**Directive**.
List the lines of this listing that hold the word "additional".

◇ ◇ ◇

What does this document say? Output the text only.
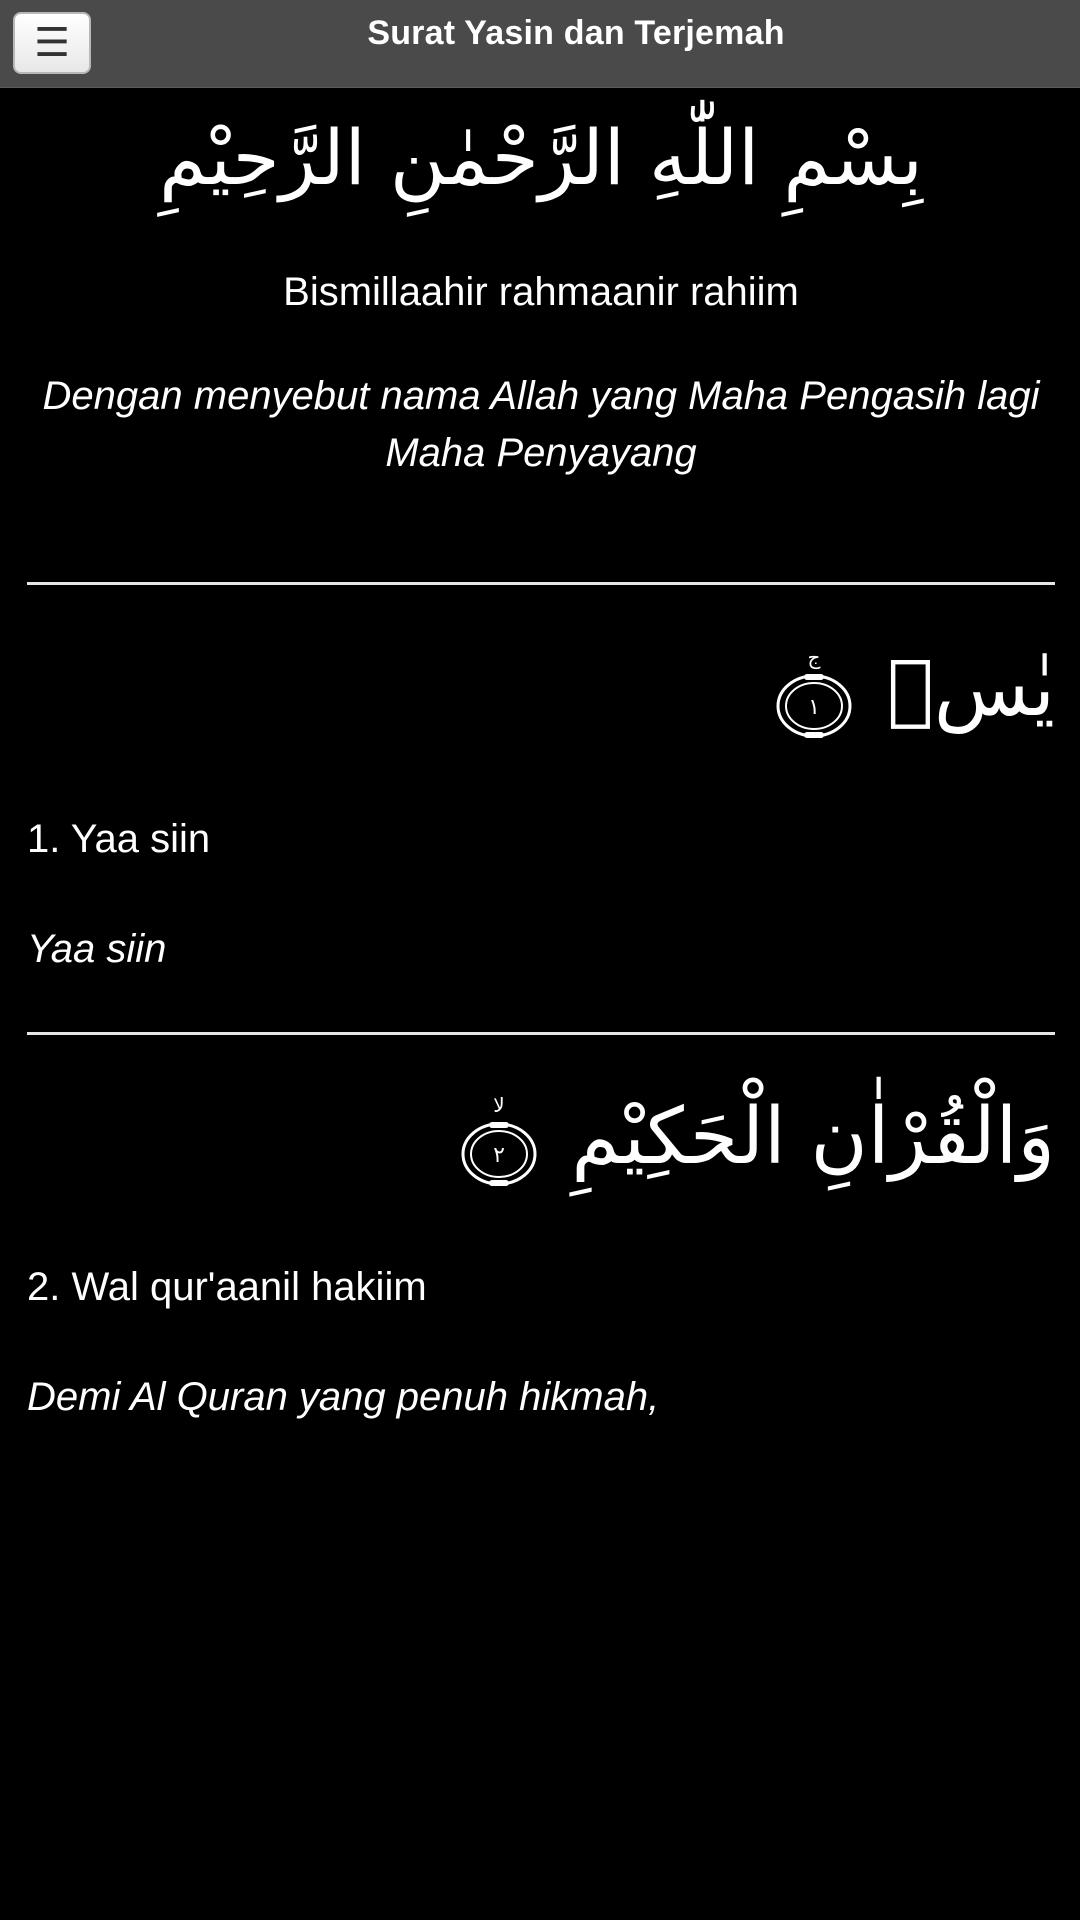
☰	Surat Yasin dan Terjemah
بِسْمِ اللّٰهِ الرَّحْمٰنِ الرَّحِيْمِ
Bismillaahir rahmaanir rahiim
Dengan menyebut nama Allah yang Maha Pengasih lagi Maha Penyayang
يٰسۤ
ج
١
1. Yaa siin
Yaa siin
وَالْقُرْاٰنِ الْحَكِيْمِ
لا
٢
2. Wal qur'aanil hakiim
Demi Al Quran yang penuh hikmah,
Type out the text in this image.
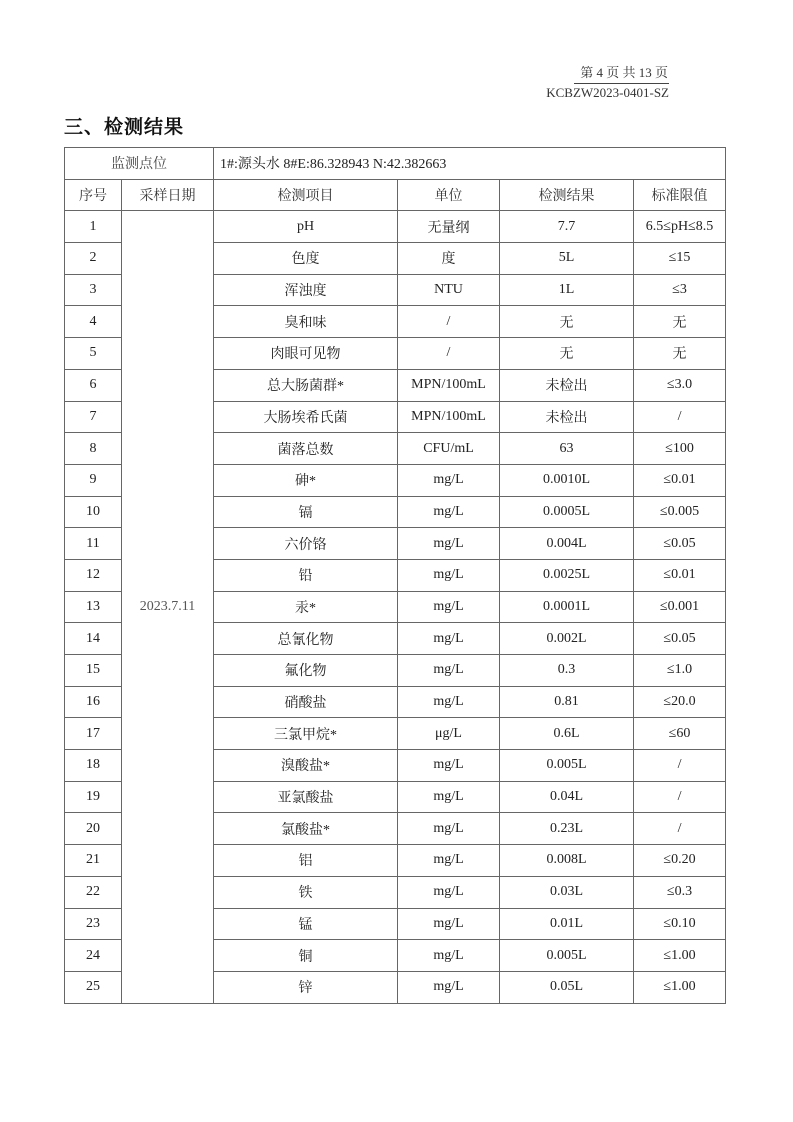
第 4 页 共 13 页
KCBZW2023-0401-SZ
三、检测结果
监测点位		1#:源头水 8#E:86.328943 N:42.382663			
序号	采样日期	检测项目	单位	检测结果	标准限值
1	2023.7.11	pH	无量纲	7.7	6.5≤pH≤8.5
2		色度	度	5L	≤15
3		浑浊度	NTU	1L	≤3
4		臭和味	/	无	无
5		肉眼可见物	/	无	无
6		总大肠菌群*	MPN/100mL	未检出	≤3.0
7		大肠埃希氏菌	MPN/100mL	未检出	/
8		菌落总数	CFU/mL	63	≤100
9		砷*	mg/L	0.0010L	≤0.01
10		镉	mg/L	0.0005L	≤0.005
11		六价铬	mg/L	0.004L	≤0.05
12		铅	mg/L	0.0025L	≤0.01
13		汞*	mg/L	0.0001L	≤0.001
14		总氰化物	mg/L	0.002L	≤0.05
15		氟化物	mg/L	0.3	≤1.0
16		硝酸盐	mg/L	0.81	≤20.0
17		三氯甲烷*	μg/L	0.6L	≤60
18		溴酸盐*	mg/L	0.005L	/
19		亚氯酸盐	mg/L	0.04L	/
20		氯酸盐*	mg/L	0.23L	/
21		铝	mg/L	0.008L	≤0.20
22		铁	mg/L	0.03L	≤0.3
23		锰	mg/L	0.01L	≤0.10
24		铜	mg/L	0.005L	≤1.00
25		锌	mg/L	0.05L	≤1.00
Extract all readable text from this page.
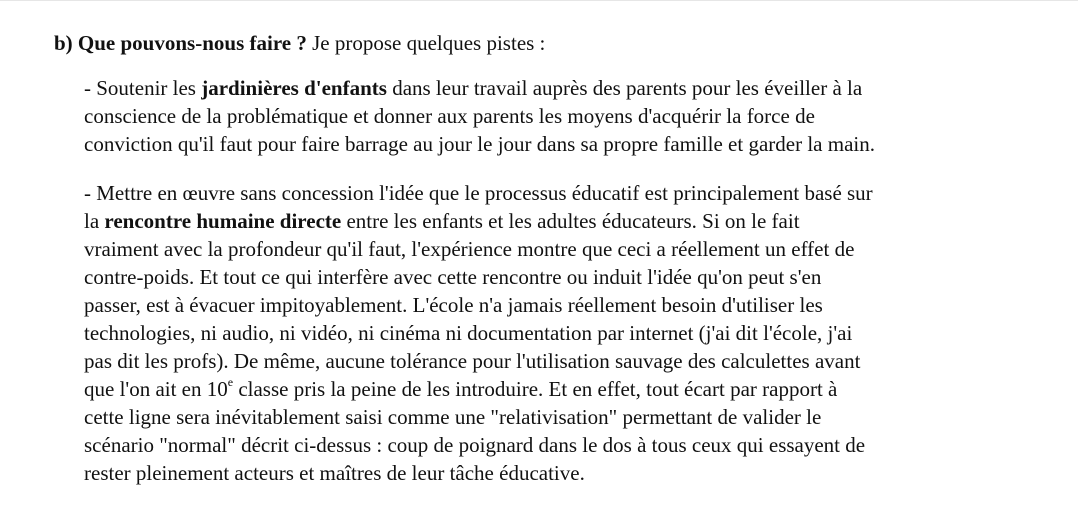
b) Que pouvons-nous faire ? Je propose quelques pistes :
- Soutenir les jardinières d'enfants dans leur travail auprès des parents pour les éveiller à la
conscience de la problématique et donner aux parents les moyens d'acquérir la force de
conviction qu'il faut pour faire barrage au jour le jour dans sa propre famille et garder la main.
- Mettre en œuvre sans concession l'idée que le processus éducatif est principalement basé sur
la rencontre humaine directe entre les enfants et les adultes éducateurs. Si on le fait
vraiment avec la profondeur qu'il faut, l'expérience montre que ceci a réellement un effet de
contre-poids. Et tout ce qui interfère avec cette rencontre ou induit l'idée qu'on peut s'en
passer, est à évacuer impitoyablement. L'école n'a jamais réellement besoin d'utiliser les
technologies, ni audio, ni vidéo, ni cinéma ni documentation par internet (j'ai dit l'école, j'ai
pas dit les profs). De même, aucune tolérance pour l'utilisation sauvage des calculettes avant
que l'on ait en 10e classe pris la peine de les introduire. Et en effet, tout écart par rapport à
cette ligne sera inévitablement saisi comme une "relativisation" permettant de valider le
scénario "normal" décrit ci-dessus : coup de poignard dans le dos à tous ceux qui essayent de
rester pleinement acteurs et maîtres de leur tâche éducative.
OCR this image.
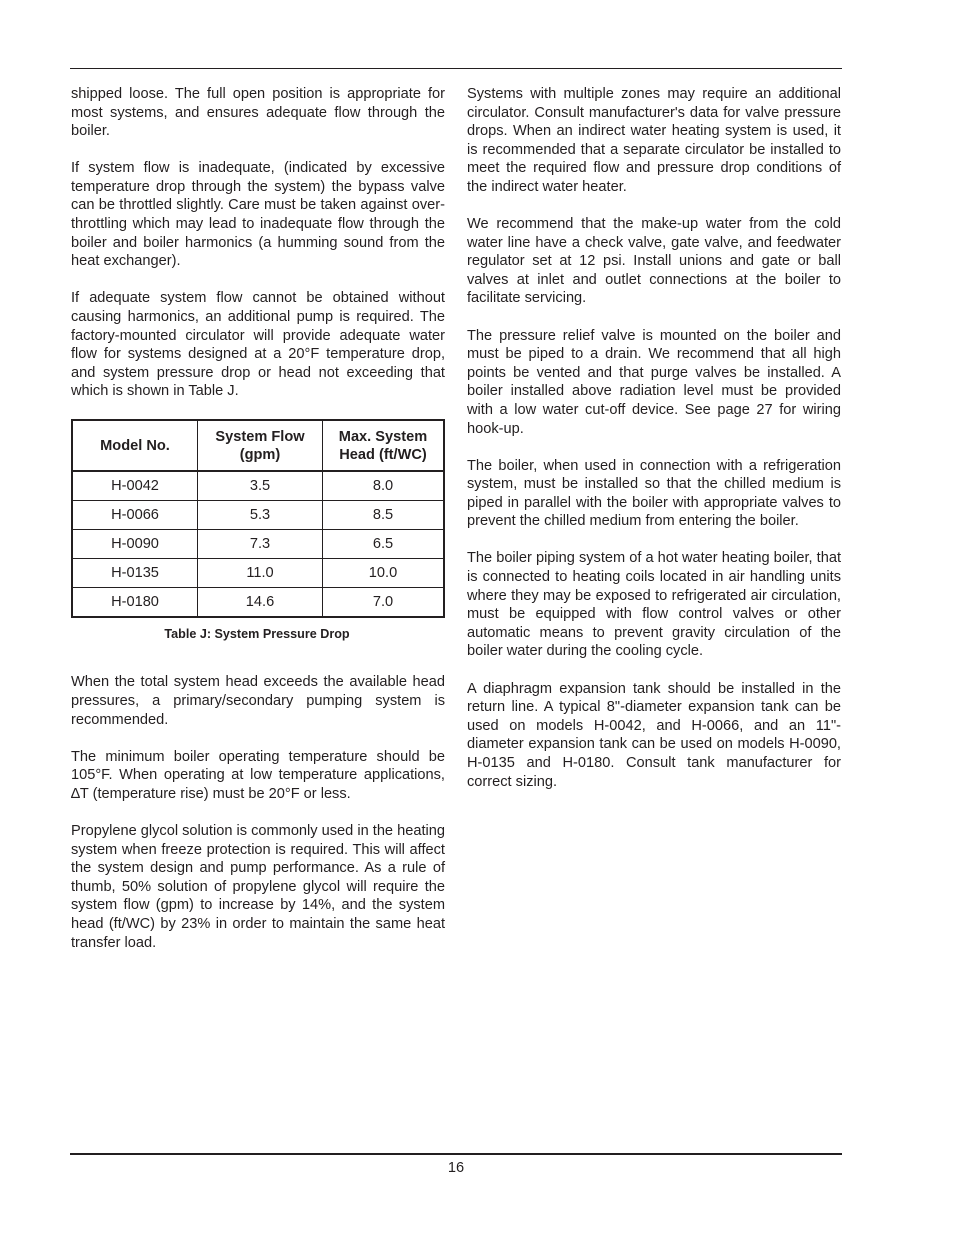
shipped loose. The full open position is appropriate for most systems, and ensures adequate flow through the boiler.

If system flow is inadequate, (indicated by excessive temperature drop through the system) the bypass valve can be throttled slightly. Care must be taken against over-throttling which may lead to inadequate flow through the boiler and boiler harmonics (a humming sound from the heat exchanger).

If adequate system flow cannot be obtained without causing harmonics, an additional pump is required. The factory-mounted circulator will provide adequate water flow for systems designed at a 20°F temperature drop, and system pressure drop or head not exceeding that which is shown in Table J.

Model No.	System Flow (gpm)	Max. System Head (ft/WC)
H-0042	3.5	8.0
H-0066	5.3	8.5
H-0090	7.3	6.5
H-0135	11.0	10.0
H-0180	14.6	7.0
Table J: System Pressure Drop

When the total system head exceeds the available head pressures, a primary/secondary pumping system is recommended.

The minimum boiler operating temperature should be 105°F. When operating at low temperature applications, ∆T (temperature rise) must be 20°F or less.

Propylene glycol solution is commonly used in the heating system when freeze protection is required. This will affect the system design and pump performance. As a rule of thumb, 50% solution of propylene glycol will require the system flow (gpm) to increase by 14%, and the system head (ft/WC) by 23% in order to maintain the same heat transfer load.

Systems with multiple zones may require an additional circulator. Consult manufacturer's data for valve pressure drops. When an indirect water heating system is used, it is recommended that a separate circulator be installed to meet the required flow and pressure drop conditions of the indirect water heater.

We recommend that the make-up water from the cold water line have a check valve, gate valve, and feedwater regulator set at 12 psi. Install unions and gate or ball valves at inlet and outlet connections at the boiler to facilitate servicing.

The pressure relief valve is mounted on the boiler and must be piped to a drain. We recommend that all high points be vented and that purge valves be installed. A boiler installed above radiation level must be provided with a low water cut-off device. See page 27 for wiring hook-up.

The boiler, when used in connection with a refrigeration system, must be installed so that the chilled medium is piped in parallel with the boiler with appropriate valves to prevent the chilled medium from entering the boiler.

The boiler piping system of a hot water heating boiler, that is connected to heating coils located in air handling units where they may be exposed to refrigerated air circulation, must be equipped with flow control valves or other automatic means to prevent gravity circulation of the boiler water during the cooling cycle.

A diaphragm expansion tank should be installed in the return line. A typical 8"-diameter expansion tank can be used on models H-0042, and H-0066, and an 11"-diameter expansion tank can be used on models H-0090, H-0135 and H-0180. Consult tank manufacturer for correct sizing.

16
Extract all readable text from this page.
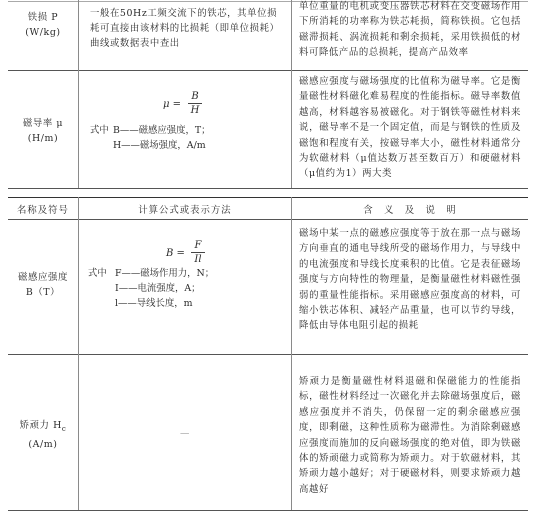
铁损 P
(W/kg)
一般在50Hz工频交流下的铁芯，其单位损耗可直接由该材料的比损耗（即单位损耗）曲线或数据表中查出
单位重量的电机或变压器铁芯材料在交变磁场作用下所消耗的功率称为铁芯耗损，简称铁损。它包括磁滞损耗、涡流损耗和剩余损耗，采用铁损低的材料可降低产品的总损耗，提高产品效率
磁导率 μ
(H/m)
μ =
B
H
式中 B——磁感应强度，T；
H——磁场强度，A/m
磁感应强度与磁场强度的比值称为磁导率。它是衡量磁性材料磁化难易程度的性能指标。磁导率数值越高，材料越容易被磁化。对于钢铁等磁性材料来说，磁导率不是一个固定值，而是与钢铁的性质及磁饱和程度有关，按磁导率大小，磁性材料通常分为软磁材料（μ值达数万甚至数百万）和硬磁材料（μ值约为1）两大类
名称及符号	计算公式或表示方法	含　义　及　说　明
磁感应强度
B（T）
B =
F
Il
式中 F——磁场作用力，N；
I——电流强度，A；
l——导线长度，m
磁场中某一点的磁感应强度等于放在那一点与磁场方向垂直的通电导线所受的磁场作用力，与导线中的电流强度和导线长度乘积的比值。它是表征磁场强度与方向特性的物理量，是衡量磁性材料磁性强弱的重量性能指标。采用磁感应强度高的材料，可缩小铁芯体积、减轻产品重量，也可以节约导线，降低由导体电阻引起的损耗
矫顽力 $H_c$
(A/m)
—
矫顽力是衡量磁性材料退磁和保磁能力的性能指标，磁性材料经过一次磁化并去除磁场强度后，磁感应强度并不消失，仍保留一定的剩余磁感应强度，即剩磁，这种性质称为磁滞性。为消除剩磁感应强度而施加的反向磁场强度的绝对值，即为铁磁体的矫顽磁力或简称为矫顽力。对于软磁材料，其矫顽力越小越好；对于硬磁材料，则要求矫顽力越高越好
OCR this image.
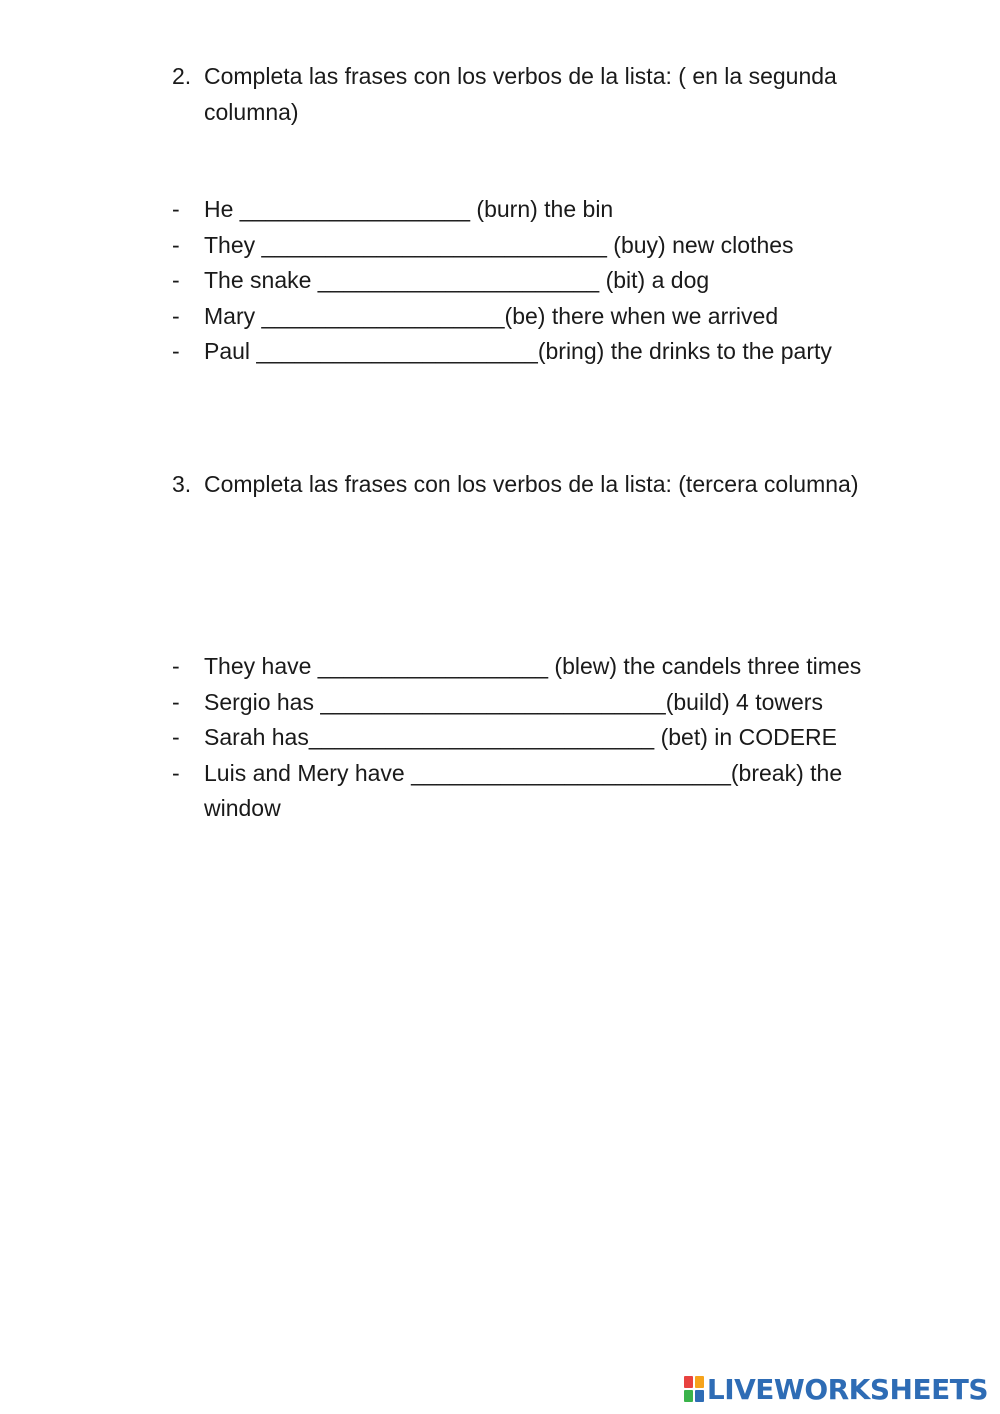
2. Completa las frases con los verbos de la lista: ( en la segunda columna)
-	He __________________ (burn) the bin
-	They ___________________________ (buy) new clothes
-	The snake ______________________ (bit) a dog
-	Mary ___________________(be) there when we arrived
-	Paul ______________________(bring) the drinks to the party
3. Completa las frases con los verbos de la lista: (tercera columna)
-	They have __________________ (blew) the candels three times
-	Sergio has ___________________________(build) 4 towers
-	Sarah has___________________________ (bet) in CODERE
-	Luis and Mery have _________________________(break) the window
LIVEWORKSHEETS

◇ ◇ ◇

**Completed task**.
If adequate system flow cannot be obtained without causing harmonics, an additional pump is required. The factory-mounted circulator will provide adequate water flow for systems designed at a 20°F temperature drop, and system pressure drop or head not exceeding that which is shown in Table J.
Systems with multiple zones may require an additional circulator. Consult manufacturer's data for valve pressure drops. When an indirect water heating system is used, it is recommended that a separate circulator be installed to meet the required flow and pressure drop conditions of the indirect water heater.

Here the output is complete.